ENTRIES:

——————

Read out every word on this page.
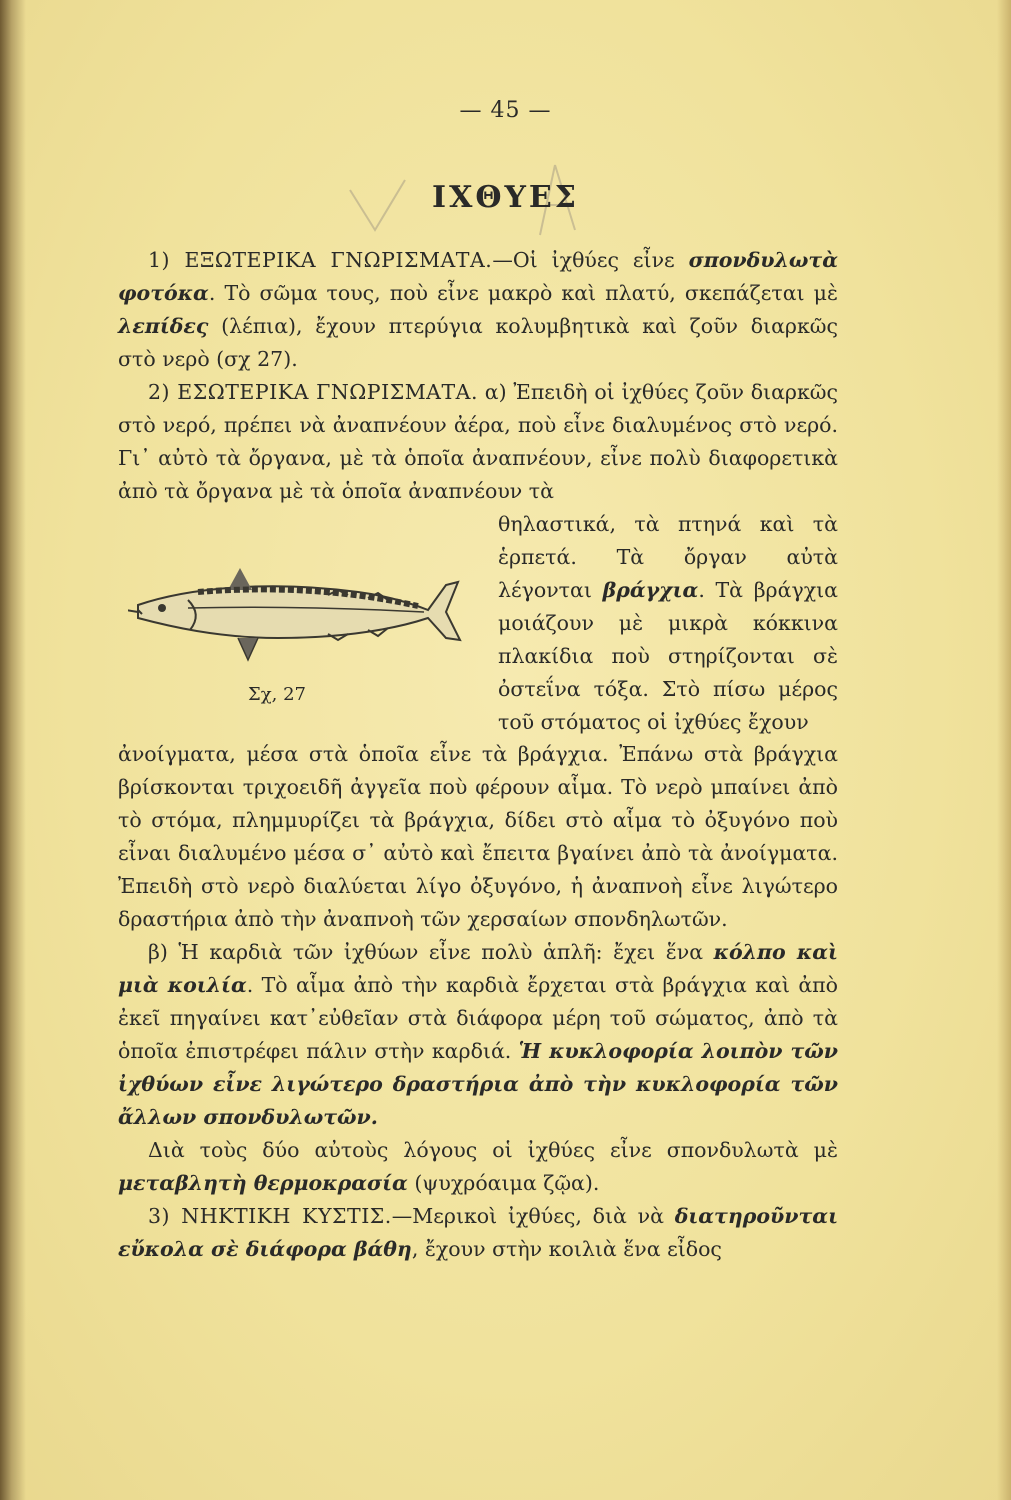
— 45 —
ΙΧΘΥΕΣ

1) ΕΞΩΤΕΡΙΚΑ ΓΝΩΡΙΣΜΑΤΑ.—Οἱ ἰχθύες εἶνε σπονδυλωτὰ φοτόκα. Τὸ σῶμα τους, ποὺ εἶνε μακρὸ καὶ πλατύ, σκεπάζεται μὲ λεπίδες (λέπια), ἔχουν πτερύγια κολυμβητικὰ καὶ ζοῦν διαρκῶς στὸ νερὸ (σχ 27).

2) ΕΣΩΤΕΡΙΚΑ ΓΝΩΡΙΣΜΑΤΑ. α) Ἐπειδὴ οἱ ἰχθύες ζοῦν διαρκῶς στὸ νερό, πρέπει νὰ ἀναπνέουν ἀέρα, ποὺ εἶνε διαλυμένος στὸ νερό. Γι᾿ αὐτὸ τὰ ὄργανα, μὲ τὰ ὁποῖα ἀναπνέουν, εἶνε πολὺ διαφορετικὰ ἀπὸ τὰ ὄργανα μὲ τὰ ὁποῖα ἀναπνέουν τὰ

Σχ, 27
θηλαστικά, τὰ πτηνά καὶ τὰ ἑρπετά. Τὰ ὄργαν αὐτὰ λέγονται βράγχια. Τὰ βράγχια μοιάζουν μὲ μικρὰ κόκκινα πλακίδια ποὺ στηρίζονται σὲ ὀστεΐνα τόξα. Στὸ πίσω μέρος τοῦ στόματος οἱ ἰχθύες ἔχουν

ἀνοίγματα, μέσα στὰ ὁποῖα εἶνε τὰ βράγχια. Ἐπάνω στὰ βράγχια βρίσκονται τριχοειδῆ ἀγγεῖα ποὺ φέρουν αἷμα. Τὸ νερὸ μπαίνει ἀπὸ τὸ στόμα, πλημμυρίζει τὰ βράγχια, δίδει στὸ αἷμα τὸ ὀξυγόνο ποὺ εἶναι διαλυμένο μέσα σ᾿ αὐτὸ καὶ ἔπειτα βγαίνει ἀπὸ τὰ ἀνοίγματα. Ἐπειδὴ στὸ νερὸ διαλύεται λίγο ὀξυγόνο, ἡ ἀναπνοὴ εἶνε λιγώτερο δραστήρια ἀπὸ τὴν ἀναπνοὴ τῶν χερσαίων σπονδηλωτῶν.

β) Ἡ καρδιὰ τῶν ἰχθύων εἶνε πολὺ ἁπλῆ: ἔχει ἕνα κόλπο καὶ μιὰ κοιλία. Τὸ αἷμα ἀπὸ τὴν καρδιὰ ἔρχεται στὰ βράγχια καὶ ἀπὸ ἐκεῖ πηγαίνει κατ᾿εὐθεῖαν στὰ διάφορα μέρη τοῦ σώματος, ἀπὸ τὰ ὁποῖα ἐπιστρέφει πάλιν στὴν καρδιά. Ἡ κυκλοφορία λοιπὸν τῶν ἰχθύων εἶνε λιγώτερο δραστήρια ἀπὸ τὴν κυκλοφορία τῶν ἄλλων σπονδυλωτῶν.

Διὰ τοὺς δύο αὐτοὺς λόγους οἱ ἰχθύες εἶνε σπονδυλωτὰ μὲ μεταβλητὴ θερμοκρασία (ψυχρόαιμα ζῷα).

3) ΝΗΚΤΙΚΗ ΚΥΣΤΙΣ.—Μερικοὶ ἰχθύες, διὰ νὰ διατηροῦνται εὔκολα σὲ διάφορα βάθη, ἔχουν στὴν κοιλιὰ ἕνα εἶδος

——————

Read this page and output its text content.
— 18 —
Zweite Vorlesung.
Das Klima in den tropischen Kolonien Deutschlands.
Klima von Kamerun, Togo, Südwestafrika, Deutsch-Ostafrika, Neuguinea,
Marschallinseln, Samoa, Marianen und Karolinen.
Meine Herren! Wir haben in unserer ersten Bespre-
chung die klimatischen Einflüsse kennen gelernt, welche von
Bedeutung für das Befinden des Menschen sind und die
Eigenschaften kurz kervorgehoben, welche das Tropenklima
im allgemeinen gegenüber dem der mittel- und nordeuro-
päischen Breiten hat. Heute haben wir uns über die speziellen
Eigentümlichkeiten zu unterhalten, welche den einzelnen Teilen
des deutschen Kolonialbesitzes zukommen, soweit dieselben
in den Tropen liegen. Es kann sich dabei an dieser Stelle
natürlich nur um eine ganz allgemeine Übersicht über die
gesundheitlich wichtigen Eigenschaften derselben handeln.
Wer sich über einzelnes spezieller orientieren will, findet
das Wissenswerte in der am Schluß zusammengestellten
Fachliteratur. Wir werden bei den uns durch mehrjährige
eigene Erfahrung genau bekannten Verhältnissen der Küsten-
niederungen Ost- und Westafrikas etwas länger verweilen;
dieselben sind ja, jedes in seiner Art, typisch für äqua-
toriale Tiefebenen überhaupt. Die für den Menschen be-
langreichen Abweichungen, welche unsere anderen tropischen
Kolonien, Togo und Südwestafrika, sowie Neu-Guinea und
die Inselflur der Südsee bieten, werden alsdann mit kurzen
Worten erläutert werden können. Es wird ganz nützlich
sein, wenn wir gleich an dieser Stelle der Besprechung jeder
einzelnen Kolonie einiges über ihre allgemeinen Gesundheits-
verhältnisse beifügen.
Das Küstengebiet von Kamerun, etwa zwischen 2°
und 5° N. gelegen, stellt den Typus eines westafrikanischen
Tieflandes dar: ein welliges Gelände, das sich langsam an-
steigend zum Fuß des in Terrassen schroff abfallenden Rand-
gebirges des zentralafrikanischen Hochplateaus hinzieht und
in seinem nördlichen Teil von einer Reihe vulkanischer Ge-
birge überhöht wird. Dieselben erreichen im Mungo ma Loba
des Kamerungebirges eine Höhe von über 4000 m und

——————

DO THIS:
The word "Menschen" may appear on some lines of these records; state how many such lines there are, and nothing else.

EXPECTED ANSWER:
2